RECORDS SUPPLIED >>
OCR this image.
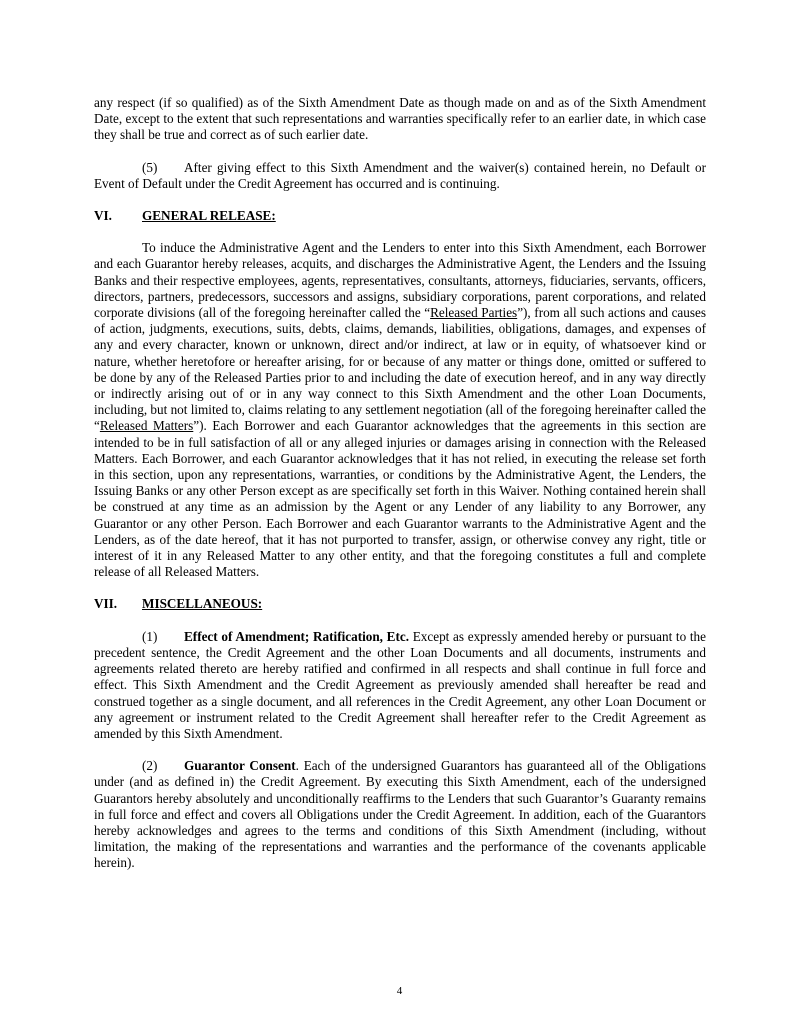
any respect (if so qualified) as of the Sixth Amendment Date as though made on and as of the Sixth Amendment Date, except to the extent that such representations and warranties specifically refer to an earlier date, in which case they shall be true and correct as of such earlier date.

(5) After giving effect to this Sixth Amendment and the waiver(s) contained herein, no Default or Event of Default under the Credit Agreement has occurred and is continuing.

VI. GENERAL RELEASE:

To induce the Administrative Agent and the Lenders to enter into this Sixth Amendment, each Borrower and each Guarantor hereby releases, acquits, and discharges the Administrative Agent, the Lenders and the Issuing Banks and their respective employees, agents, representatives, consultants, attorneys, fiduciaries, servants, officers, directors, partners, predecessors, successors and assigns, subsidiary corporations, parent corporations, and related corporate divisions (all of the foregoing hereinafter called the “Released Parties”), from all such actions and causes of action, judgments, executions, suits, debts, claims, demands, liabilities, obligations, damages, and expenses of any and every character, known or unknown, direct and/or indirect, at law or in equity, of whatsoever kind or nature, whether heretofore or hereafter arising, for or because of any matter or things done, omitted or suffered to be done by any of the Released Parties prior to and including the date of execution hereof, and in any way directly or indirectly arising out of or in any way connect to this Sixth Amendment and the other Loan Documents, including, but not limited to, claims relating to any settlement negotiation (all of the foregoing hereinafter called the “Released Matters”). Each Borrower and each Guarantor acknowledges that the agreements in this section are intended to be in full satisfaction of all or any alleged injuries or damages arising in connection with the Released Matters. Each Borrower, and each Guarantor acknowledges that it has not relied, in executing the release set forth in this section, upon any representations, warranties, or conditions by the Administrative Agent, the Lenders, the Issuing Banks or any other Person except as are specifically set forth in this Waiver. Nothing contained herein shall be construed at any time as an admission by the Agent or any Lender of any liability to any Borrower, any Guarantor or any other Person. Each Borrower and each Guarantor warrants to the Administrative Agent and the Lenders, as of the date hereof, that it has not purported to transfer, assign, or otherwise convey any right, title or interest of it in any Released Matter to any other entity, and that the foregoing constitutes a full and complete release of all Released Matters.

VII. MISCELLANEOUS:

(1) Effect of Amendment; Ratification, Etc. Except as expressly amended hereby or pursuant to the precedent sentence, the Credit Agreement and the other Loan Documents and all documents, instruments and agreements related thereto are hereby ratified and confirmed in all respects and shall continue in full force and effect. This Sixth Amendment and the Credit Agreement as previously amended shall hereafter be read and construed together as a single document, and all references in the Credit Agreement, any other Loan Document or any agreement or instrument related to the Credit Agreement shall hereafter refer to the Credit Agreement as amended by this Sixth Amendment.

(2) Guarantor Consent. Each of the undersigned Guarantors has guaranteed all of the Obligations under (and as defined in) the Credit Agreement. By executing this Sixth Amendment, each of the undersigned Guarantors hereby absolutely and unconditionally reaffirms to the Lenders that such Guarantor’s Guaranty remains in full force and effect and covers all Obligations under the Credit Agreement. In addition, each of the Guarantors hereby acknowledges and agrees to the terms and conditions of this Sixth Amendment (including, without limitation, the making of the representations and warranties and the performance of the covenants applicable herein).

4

==

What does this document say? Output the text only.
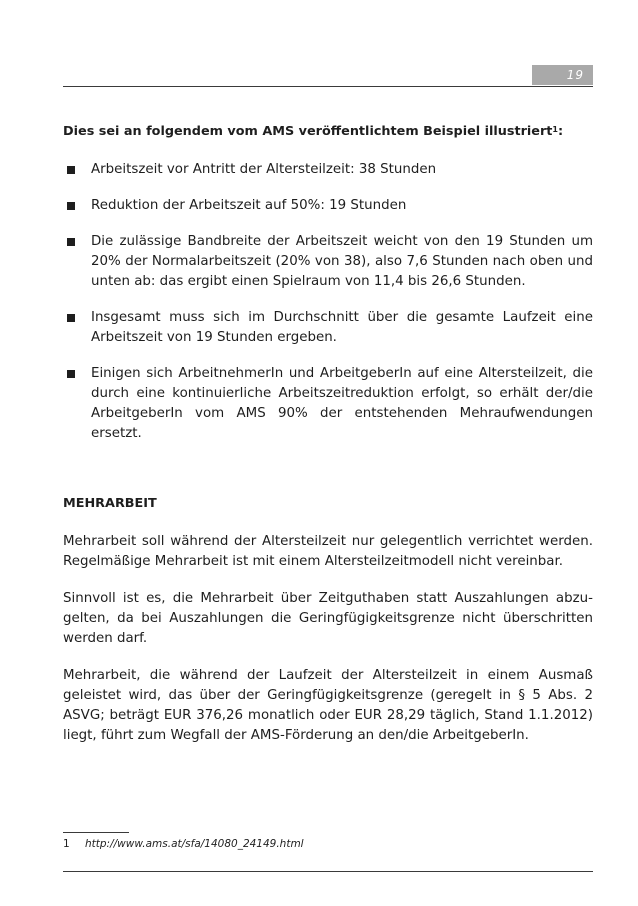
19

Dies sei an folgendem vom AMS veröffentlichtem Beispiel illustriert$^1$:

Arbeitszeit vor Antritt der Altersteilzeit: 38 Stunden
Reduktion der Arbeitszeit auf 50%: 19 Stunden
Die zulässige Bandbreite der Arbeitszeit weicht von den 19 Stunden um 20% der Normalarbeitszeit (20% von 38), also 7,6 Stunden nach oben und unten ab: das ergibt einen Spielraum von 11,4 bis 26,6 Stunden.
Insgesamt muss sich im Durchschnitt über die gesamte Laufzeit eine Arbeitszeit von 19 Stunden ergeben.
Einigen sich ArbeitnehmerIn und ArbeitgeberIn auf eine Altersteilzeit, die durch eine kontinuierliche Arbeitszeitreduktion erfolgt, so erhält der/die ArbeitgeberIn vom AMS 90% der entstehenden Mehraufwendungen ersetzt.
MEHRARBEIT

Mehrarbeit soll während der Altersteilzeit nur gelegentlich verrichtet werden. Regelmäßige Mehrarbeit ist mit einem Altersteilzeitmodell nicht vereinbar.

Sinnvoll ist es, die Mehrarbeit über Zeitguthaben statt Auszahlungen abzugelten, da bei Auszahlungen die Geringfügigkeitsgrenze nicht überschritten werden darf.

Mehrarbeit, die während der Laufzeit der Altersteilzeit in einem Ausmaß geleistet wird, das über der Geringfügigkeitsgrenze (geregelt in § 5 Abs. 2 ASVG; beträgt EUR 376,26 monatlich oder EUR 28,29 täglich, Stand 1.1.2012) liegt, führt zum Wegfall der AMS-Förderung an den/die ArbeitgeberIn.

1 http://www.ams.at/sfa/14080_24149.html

--

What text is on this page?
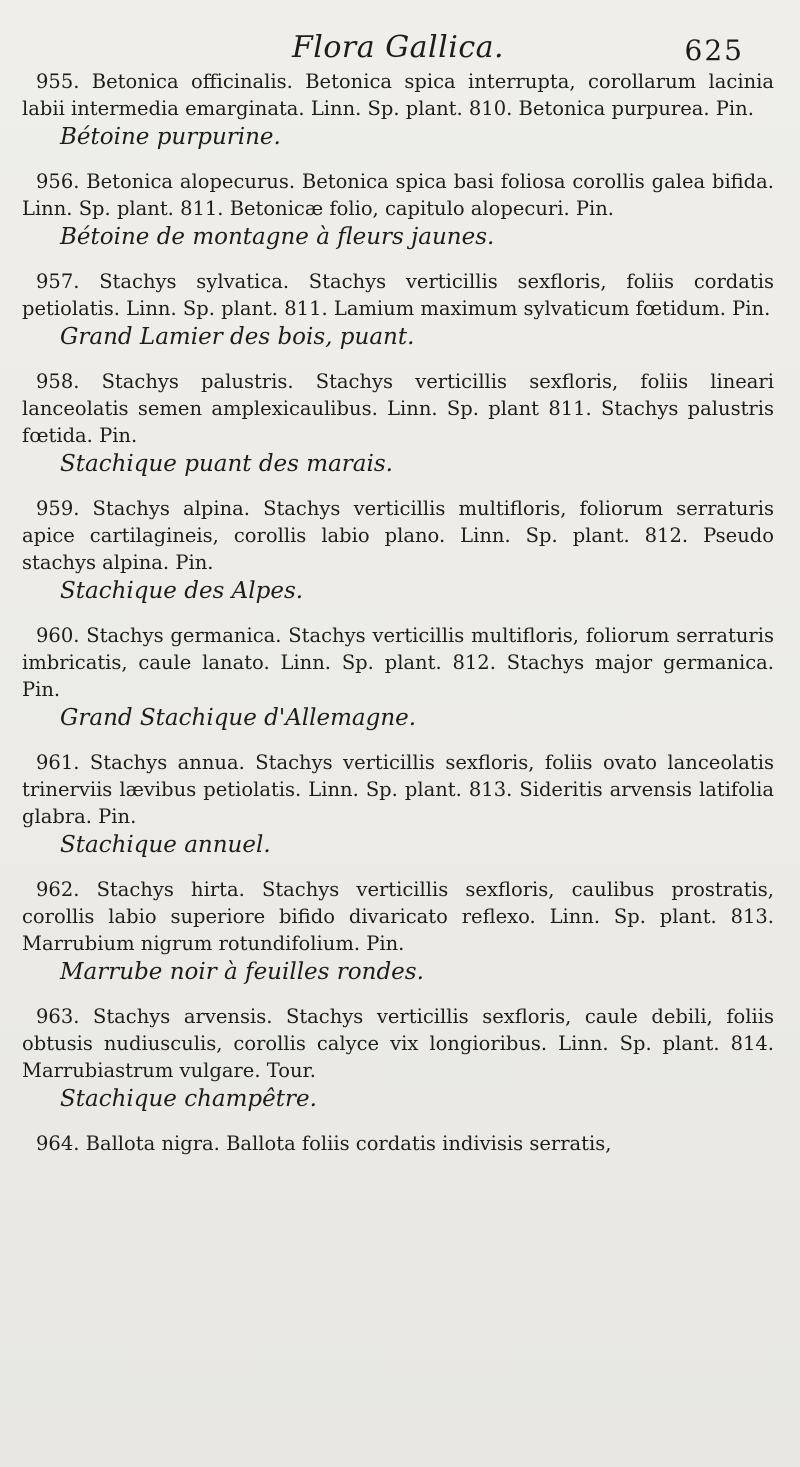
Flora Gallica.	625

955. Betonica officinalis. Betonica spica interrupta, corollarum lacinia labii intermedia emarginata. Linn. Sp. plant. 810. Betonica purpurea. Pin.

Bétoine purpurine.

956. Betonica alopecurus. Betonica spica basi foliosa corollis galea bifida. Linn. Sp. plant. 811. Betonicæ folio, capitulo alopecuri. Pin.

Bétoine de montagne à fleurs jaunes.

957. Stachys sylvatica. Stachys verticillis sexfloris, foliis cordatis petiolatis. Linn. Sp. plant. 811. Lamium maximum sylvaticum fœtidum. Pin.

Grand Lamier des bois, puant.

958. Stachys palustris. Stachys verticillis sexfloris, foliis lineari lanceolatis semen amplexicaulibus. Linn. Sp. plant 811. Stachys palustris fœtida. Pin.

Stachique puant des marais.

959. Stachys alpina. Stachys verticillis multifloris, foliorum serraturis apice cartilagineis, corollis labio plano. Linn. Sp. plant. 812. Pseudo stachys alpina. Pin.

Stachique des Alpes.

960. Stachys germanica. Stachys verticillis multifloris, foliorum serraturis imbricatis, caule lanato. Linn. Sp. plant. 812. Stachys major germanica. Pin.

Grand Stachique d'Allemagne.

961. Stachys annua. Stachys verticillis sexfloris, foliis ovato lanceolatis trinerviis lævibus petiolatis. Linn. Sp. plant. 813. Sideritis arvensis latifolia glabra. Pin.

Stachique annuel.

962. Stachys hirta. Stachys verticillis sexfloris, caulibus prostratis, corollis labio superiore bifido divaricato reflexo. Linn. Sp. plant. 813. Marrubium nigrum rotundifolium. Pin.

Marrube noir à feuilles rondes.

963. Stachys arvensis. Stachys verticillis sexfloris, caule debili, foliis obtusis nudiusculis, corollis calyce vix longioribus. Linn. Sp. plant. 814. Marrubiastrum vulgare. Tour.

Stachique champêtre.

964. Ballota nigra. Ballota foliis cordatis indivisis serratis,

WHAT THIS TASK INVOLVES >> From the listing above, return each line with the word "Betonica".

RESPONSE TO THE EXERCISE >>
955. Betonica officinalis. Betonica spica interrupta, corollarum lacinia labii intermedia emarginata. Linn. Sp. plant. 810. Betonica purpurea. Pin.
956. Betonica alopecurus. Betonica spica basi foliosa corollis galea bifida. Linn. Sp. plant. 811. Betonicæ folio, capitulo alopecuri. Pin.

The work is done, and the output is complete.